* BEGIN *

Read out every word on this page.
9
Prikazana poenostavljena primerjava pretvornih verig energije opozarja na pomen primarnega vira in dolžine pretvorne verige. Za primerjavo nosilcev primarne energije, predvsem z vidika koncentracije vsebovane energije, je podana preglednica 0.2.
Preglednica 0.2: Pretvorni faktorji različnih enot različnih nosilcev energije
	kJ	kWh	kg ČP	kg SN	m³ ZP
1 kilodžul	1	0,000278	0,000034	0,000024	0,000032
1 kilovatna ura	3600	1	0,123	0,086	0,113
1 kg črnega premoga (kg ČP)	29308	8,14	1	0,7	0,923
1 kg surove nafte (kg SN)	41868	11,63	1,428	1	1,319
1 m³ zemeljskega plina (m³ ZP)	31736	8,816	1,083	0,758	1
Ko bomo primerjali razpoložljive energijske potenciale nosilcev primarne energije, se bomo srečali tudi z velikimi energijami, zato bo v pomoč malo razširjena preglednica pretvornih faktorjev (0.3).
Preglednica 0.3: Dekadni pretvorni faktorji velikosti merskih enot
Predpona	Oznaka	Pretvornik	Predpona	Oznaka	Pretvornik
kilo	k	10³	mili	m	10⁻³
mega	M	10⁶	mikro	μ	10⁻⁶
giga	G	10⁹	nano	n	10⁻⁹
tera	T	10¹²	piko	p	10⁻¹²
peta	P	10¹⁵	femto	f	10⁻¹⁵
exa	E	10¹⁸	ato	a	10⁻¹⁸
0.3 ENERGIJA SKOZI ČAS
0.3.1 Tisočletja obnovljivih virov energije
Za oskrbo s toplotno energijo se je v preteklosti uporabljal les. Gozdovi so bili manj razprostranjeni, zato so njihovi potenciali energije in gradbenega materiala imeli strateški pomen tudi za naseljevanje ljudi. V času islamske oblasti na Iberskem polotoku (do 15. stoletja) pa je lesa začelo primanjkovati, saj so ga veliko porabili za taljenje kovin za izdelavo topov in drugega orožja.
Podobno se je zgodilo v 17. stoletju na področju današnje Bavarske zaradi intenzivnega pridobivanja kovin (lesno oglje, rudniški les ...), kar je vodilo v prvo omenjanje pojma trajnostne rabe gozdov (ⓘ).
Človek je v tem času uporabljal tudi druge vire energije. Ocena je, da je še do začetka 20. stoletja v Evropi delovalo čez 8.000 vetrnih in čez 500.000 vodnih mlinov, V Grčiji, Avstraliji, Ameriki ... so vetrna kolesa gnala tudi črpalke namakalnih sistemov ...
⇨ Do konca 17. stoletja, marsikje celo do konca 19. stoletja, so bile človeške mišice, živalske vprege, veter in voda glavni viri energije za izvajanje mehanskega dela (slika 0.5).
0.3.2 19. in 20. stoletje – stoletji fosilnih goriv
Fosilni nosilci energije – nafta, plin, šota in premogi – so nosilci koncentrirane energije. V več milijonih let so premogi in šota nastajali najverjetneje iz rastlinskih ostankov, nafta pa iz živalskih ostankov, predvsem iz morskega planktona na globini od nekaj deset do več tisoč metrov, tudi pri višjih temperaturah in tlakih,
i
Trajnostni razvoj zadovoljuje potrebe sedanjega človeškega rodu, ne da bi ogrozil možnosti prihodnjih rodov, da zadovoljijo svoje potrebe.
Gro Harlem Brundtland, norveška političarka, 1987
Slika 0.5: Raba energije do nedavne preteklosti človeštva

* END *

The problem - Would you reproduce the material above in full, exactly as given?

Exercise solution -
Read out every word on this page.
9
Prikazana poenostavljena primerjava pretvornih verig energije opozarja na pomen primarnega vira in dolžine pretvorne verige. Za primerjavo nosilcev primarne energije, predvsem z vidika koncentracije vsebovane energije, je podana preglednica 0.2.
Preglednica 0.2: Pretvorni faktorji različnih enot različnih nosilcev energije
	kJ	kWh	kg ČP	kg SN	m³ ZP
1 kilodžul	1	0,000278	0,000034	0,000024	0,000032
1 kilovatna ura	3600	1	0,123	0,086	0,113
1 kg črnega premoga (kg ČP)	29308	8,14	1	0,7	0,923
1 kg surove nafte (kg SN)	41868	11,63	1,428	1	1,319
1 m³ zemeljskega plina (m³ ZP)	31736	8,816	1,083	0,758	1
Ko bomo primerjali razpoložljive energijske potenciale nosilcev primarne energije, se bomo srečali tudi z velikimi energijami, zato bo v pomoč malo razširjena preglednica pretvornih faktorjev (0.3).
Preglednica 0.3: Dekadni pretvorni faktorji velikosti merskih enot
Predpona	Oznaka	Pretvornik	Predpona	Oznaka	Pretvornik
kilo	k	10³	mili	m	10⁻³
mega	M	10⁶	mikro	μ	10⁻⁶
giga	G	10⁹	nano	n	10⁻⁹
tera	T	10¹²	piko	p	10⁻¹²
peta	P	10¹⁵	femto	f	10⁻¹⁵
exa	E	10¹⁸	ato	a	10⁻¹⁸
0.3 ENERGIJA SKOZI ČAS
0.3.1 Tisočletja obnovljivih virov energije
Za oskrbo s toplotno energijo se je v preteklosti uporabljal les. Gozdovi so bili manj razprostranjeni, zato so njihovi potenciali energije in gradbenega materiala imeli strateški pomen tudi za naseljevanje ljudi. V času islamske oblasti na Iberskem polotoku (do 15. stoletja) pa je lesa začelo primanjkovati, saj so ga veliko porabili za taljenje kovin za izdelavo topov in drugega orožja.
Podobno se je zgodilo v 17. stoletju na področju današnje Bavarske zaradi intenzivnega pridobivanja kovin (lesno oglje, rudniški les ...), kar je vodilo v prvo omenjanje pojma trajnostne rabe gozdov (ⓘ).
Človek je v tem času uporabljal tudi druge vire energije. Ocena je, da je še do začetka 20. stoletja v Evropi delovalo čez 8.000 vetrnih in čez 500.000 vodnih mlinov, V Grčiji, Avstraliji, Ameriki ... so vetrna kolesa gnala tudi črpalke namakalnih sistemov ...
⇨ Do konca 17. stoletja, marsikje celo do konca 19. stoletja, so bile človeške mišice, živalske vprege, veter in voda glavni viri energije za izvajanje mehanskega dela (slika 0.5).
0.3.2 19. in 20. stoletje – stoletji fosilnih goriv
Fosilni nosilci energije – nafta, plin, šota in premogi – so nosilci koncentrirane energije. V več milijonih let so premogi in šota nastajali najverjetneje iz rastlinskih ostankov, nafta pa iz živalskih ostankov, predvsem iz morskega planktona na globini od nekaj deset do več tisoč metrov, tudi pri višjih temperaturah in tlakih,
i
Trajnostni razvoj zadovoljuje potrebe sedanjega človeškega rodu, ne da bi ogrozil možnosti prihodnjih rodov, da zadovoljijo svoje potrebe.
Gro Harlem Brundtland, norveška političarka, 1987
Slika 0.5: Raba energije do nedavne preteklosti človeštva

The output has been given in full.